HOW TO COMPLETE THIS TASK: Output the data below exactly, down to the last character.

DATA TO USE:
────────────────────
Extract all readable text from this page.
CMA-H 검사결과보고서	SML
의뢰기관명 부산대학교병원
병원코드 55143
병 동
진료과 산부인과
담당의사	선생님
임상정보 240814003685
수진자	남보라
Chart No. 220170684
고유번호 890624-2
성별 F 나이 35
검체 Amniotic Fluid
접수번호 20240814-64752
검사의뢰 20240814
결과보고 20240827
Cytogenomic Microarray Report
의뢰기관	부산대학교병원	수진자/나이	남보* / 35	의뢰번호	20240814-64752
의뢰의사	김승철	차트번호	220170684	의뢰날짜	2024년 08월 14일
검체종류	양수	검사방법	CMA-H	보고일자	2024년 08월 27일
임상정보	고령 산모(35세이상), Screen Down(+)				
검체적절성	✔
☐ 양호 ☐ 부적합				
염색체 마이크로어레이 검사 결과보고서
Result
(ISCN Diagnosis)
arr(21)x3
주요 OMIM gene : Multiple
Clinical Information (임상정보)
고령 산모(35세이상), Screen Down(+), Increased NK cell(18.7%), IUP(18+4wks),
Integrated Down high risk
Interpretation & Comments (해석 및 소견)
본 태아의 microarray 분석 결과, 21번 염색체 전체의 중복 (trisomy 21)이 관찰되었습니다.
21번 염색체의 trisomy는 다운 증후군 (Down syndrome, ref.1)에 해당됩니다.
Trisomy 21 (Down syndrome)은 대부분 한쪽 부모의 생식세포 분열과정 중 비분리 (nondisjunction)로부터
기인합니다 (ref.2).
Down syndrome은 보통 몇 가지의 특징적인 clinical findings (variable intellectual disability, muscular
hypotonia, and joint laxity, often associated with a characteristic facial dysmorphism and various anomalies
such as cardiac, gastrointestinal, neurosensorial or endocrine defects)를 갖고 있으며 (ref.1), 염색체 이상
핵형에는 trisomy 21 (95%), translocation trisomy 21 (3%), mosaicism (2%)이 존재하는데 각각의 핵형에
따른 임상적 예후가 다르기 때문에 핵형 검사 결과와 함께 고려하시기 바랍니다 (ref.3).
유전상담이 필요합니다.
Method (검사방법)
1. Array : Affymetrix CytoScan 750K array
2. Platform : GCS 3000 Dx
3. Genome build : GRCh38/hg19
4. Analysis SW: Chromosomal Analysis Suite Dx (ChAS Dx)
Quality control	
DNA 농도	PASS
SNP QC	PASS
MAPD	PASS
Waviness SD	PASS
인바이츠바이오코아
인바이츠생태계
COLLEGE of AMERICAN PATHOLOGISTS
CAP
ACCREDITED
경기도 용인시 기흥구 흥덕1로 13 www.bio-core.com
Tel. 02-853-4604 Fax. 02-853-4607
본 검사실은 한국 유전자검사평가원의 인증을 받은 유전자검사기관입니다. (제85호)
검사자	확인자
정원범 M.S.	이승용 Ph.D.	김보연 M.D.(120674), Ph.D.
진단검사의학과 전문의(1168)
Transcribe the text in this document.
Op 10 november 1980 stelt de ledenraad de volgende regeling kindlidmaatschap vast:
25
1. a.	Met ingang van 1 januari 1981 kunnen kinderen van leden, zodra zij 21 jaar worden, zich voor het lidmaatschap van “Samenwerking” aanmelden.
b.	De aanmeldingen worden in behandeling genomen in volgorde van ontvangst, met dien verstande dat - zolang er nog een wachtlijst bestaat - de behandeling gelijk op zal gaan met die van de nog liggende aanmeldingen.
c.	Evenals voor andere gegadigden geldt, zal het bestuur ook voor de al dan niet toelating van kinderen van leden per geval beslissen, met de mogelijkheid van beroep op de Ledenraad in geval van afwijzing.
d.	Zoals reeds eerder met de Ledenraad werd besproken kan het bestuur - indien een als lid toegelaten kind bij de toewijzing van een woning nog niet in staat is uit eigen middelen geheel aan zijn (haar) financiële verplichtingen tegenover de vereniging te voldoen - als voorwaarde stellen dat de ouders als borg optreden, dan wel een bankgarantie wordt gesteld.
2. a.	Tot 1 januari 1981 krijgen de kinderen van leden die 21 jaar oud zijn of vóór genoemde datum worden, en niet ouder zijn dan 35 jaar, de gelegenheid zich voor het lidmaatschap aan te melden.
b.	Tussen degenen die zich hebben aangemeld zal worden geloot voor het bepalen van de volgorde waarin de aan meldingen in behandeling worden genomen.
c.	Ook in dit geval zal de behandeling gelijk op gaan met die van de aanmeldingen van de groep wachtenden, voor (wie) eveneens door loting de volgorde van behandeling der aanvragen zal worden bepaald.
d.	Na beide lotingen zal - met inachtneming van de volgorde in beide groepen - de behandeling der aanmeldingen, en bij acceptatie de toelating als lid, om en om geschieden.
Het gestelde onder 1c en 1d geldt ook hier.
────────────────────
SOLUTION TO THIS PROBLEM:
Extract all readable text from this page.
CMA-H 검사결과보고서	SML
의뢰기관명 부산대학교병원
병원코드 55143
병 동
진료과 산부인과
담당의사	선생님
임상정보 240814003685
수진자	남보라
Chart No. 220170684
고유번호 890624-2
성별 F 나이 35
검체 Amniotic Fluid
접수번호 20240814-64752
검사의뢰 20240814
결과보고 20240827
Cytogenomic Microarray Report
의뢰기관	부산대학교병원	수진자/나이	남보* / 35	의뢰번호	20240814-64752
의뢰의사	김승철	차트번호	220170684	의뢰날짜	2024년 08월 14일
검체종류	양수	검사방법	CMA-H	보고일자	2024년 08월 27일
임상정보	고령 산모(35세이상), Screen Down(+)				
검체적절성	✔
☐ 양호 ☐ 부적합				
염색체 마이크로어레이 검사 결과보고서
Result
(ISCN Diagnosis)
arr(21)x3
주요 OMIM gene : Multiple
Clinical Information (임상정보)
고령 산모(35세이상), Screen Down(+), Increased NK cell(18.7%), IUP(18+4wks),
Integrated Down high risk
Interpretation & Comments (해석 및 소견)
본 태아의 microarray 분석 결과, 21번 염색체 전체의 중복 (trisomy 21)이 관찰되었습니다.
21번 염색체의 trisomy는 다운 증후군 (Down syndrome, ref.1)에 해당됩니다.
Trisomy 21 (Down syndrome)은 대부분 한쪽 부모의 생식세포 분열과정 중 비분리 (nondisjunction)로부터
기인합니다 (ref.2).
Down syndrome은 보통 몇 가지의 특징적인 clinical findings (variable intellectual disability, muscular
hypotonia, and joint laxity, often associated with a characteristic facial dysmorphism and various anomalies
such as cardiac, gastrointestinal, neurosensorial or endocrine defects)를 갖고 있으며 (ref.1), 염색체 이상
핵형에는 trisomy 21 (95%), translocation trisomy 21 (3%), mosaicism (2%)이 존재하는데 각각의 핵형에
따른 임상적 예후가 다르기 때문에 핵형 검사 결과와 함께 고려하시기 바랍니다 (ref.3).
유전상담이 필요합니다.
Method (검사방법)
1. Array : Affymetrix CytoScan 750K array
2. Platform : GCS 3000 Dx
3. Genome build : GRCh38/hg19
4. Analysis SW: Chromosomal Analysis Suite Dx (ChAS Dx)
Quality control	
DNA 농도	PASS
SNP QC	PASS
MAPD	PASS
Waviness SD	PASS
인바이츠바이오코아
인바이츠생태계
COLLEGE of AMERICAN PATHOLOGISTS
CAP
ACCREDITED
경기도 용인시 기흥구 흥덕1로 13 www.bio-core.com
Tel. 02-853-4604 Fax. 02-853-4607
본 검사실은 한국 유전자검사평가원의 인증을 받은 유전자검사기관입니다. (제85호)
검사자	확인자
정원범 M.S.	이승용 Ph.D.	김보연 M.D.(120674), Ph.D.
진단검사의학과 전문의(1168)
Transcribe the text in this document.
Op 10 november 1980 stelt de ledenraad de volgende regeling kindlidmaatschap vast:
25
1. a.	Met ingang van 1 januari 1981 kunnen kinderen van leden, zodra zij 21 jaar worden, zich voor het lidmaatschap van “Samenwerking” aanmelden.
b.	De aanmeldingen worden in behandeling genomen in volgorde van ontvangst, met dien verstande dat - zolang er nog een wachtlijst bestaat - de behandeling gelijk op zal gaan met die van de nog liggende aanmeldingen.
c.	Evenals voor andere gegadigden geldt, zal het bestuur ook voor de al dan niet toelating van kinderen van leden per geval beslissen, met de mogelijkheid van beroep op de Ledenraad in geval van afwijzing.
d.	Zoals reeds eerder met de Ledenraad werd besproken kan het bestuur - indien een als lid toegelaten kind bij de toewijzing van een woning nog niet in staat is uit eigen middelen geheel aan zijn (haar) financiële verplichtingen tegenover de vereniging te voldoen - als voorwaarde stellen dat de ouders als borg optreden, dan wel een bankgarantie wordt gesteld.
2. a.	Tot 1 januari 1981 krijgen de kinderen van leden die 21 jaar oud zijn of vóór genoemde datum worden, en niet ouder zijn dan 35 jaar, de gelegenheid zich voor het lidmaatschap aan te melden.
b.	Tussen degenen die zich hebben aangemeld zal worden geloot voor het bepalen van de volgorde waarin de aan meldingen in behandeling worden genomen.
c.	Ook in dit geval zal de behandeling gelijk op gaan met die van de aanmeldingen van de groep wachtenden, voor (wie) eveneens door loting de volgorde van behandeling der aanvragen zal worden bepaald.
d.	Na beide lotingen zal - met inachtneming van de volgorde in beide groepen - de behandeling der aanmeldingen, en bij acceptatie de toelating als lid, om en om geschieden.
Het gestelde onder 1c en 1d geldt ook hier.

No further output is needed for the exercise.